**PROBLEM DETAILS:** Word for word, transcribe the lines below and drop the pictures.

## Start

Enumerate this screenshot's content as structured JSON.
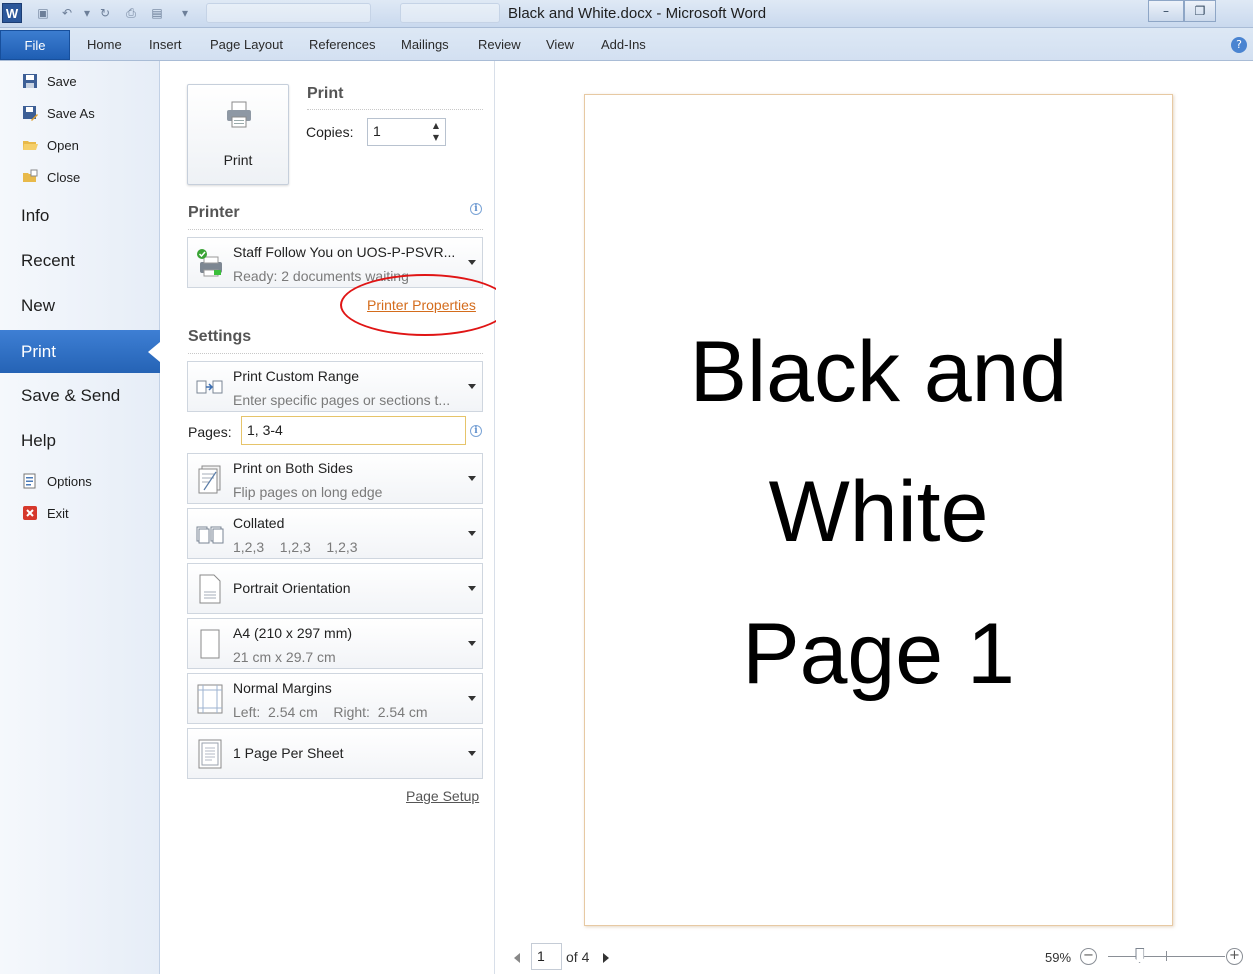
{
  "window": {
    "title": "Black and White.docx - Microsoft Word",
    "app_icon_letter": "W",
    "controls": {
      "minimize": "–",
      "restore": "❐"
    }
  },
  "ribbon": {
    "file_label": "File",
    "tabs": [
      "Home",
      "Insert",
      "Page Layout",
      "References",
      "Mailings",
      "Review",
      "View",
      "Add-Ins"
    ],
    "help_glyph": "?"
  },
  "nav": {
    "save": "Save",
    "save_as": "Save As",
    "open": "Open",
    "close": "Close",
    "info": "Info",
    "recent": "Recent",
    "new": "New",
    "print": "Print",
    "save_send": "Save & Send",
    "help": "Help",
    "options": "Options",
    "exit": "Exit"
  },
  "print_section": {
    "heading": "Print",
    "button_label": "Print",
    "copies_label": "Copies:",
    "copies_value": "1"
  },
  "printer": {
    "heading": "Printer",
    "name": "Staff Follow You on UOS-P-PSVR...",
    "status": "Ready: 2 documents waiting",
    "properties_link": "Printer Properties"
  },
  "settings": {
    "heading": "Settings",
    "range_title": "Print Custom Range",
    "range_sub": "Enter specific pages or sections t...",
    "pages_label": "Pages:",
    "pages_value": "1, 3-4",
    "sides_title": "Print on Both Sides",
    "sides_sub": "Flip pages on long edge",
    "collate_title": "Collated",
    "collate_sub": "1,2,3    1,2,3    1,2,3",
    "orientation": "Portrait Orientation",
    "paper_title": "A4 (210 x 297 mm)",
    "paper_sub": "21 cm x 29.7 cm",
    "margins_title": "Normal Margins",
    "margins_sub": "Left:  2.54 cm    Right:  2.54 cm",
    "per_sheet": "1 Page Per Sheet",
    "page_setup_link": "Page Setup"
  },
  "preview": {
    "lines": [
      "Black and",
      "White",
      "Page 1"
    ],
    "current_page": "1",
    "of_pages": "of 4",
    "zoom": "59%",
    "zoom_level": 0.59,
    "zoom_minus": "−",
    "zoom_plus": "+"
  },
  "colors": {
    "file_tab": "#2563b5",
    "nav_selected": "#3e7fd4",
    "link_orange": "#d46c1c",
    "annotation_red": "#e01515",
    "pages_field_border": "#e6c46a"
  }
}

## End

**EXPECTED ANSWER:**
Enumerate this screenshot's content as structured JSON.
{
  "window": {
    "title": "Black and White.docx - Microsoft Word",
    "app_icon_letter": "W",
    "controls": {
      "minimize": "–",
      "restore": "❐"
    }
  },
  "ribbon": {
    "file_label": "File",
    "tabs": [
      "Home",
      "Insert",
      "Page Layout",
      "References",
      "Mailings",
      "Review",
      "View",
      "Add-Ins"
    ],
    "help_glyph": "?"
  },
  "nav": {
    "save": "Save",
    "save_as": "Save As",
    "open": "Open",
    "close": "Close",
    "info": "Info",
    "recent": "Recent",
    "new": "New",
    "print": "Print",
    "save_send": "Save & Send",
    "help": "Help",
    "options": "Options",
    "exit": "Exit"
  },
  "print_section": {
    "heading": "Print",
    "button_label": "Print",
    "copies_label": "Copies:",
    "copies_value": "1"
  },
  "printer": {
    "heading": "Printer",
    "name": "Staff Follow You on UOS-P-PSVR...",
    "status": "Ready: 2 documents waiting",
    "properties_link": "Printer Properties"
  },
  "settings": {
    "heading": "Settings",
    "range_title": "Print Custom Range",
    "range_sub": "Enter specific pages or sections t...",
    "pages_label": "Pages:",
    "pages_value": "1, 3-4",
    "sides_title": "Print on Both Sides",
    "sides_sub": "Flip pages on long edge",
    "collate_title": "Collated",
    "collate_sub": "1,2,3    1,2,3    1,2,3",
    "orientation": "Portrait Orientation",
    "paper_title": "A4 (210 x 297 mm)",
    "paper_sub": "21 cm x 29.7 cm",
    "margins_title": "Normal Margins",
    "margins_sub": "Left:  2.54 cm    Right:  2.54 cm",
    "per_sheet": "1 Page Per Sheet",
    "page_setup_link": "Page Setup"
  },
  "preview": {
    "lines": [
      "Black and",
      "White",
      "Page 1"
    ],
    "current_page": "1",
    "of_pages": "of 4",
    "zoom": "59%",
    "zoom_level": 0.59,
    "zoom_minus": "−",
    "zoom_plus": "+"
  },
  "colors": {
    "file_tab": "#2563b5",
    "nav_selected": "#3e7fd4",
    "link_orange": "#d46c1c",
    "annotation_red": "#e01515",
    "pages_field_border": "#e6c46a"
  }
}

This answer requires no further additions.